>>>>
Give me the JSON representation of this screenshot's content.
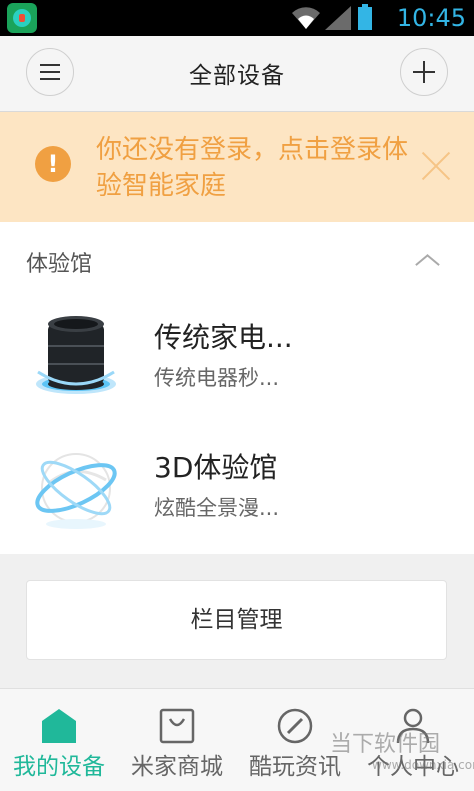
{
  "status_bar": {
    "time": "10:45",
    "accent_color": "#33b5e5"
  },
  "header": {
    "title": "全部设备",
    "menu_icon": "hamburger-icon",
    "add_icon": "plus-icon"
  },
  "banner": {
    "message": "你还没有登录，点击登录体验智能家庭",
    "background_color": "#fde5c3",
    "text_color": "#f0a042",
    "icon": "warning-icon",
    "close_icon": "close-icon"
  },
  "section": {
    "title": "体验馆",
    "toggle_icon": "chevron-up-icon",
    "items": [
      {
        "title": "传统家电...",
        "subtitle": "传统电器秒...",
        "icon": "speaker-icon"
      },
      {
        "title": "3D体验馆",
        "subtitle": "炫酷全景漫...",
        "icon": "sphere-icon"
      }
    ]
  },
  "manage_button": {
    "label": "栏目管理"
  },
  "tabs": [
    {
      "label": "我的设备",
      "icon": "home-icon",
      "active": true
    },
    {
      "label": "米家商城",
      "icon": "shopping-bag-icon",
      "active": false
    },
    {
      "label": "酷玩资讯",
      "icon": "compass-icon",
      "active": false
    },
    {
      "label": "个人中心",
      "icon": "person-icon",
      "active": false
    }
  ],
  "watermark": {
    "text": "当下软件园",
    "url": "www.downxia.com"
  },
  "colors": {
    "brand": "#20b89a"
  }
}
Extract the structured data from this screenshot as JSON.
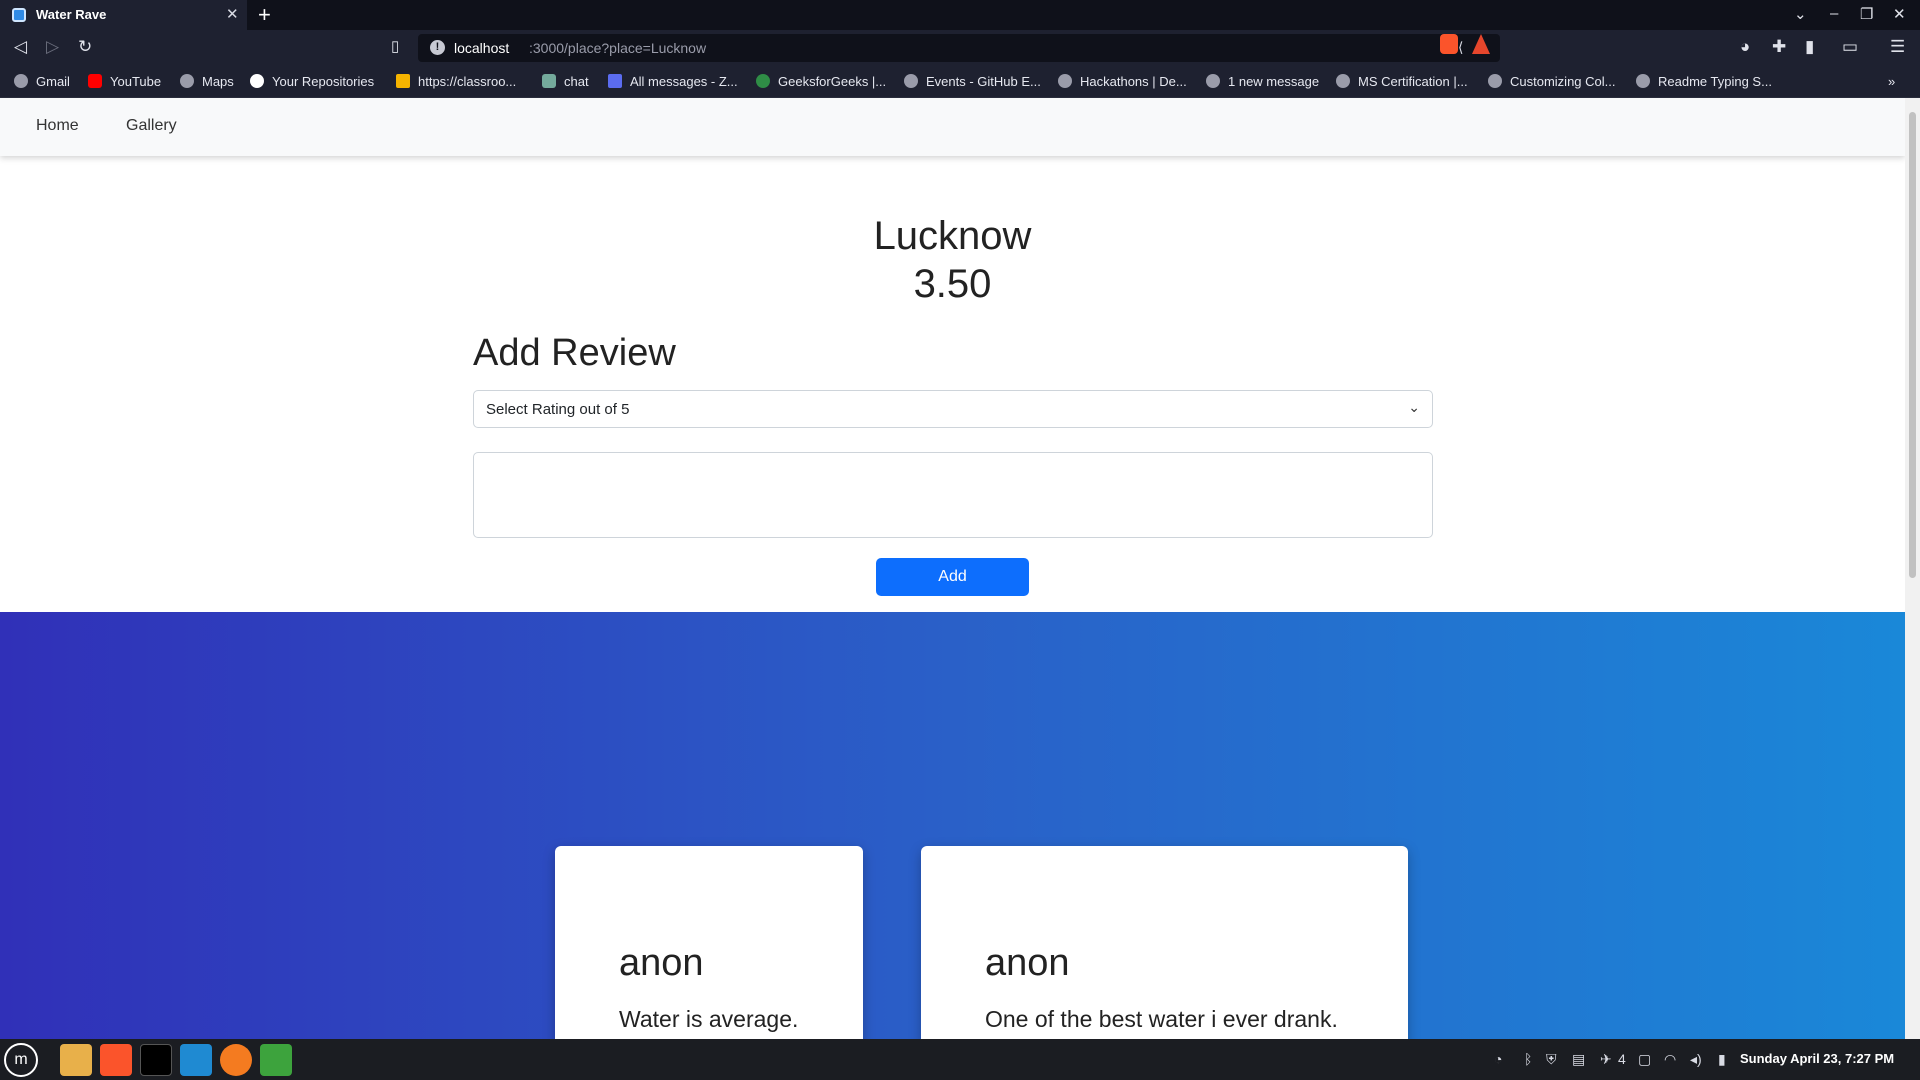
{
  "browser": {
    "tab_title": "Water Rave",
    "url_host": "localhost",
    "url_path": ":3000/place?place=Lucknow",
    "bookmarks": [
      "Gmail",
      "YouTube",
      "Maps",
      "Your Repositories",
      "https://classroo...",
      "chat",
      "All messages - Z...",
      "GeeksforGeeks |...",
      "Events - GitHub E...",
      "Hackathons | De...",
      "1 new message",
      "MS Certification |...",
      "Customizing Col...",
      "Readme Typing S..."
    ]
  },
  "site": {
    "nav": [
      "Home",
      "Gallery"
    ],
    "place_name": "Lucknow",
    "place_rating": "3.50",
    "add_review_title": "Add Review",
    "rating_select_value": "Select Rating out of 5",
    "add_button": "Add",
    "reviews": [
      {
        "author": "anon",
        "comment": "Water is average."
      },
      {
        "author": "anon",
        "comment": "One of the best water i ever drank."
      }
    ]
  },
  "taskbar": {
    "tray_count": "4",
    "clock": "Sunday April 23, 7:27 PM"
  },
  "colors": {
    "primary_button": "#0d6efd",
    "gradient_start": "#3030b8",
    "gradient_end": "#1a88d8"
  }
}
<<<<
>>>>
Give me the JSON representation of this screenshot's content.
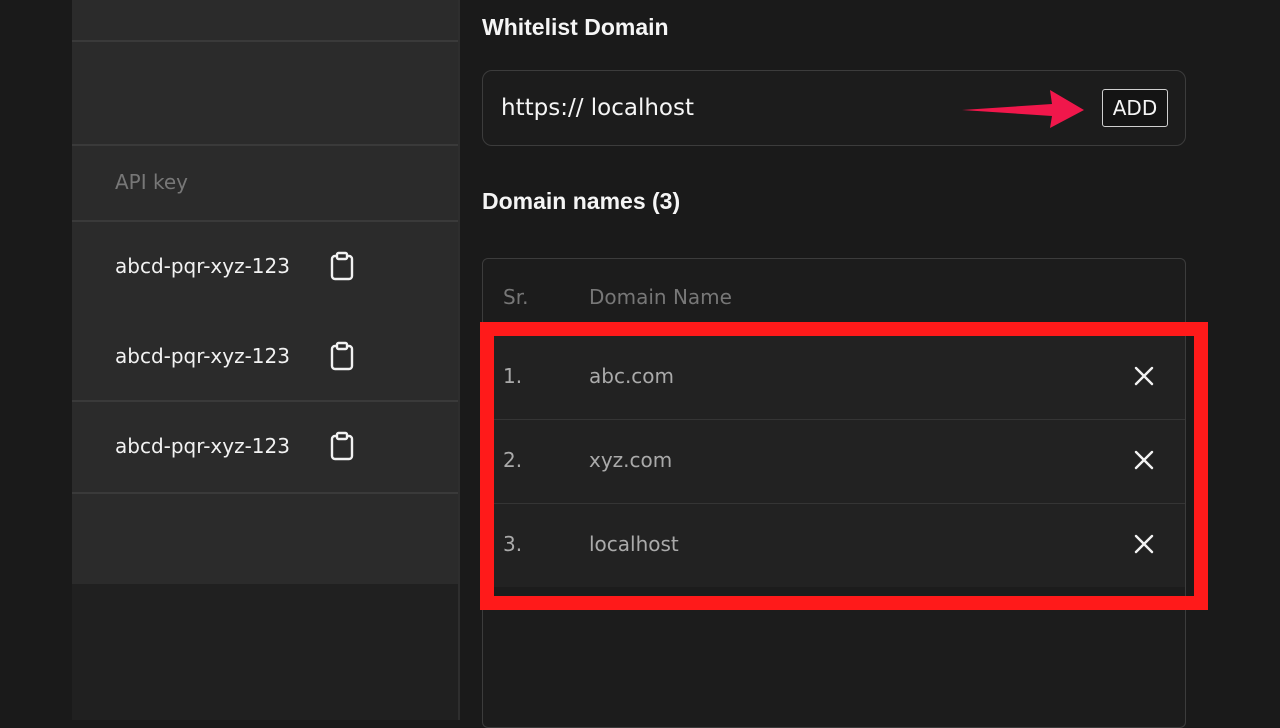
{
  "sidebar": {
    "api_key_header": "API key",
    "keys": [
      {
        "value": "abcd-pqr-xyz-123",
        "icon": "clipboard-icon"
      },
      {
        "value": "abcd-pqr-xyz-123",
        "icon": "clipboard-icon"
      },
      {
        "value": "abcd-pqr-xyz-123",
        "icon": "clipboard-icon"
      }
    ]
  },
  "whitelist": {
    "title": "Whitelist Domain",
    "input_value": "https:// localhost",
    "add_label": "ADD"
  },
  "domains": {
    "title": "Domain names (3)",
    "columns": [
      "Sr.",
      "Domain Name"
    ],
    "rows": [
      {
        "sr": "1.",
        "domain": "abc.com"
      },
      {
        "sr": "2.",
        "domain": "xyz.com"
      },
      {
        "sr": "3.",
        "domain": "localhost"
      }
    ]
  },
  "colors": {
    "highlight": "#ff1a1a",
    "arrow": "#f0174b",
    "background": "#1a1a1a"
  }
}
<<<<
● **Exercise**
Pick out the lines containing the string "localhost" and show them.

● **Exercise solution**
    "url_host": "localhost",
    "input_value": "https:// localhost",
        "domain": "localhost"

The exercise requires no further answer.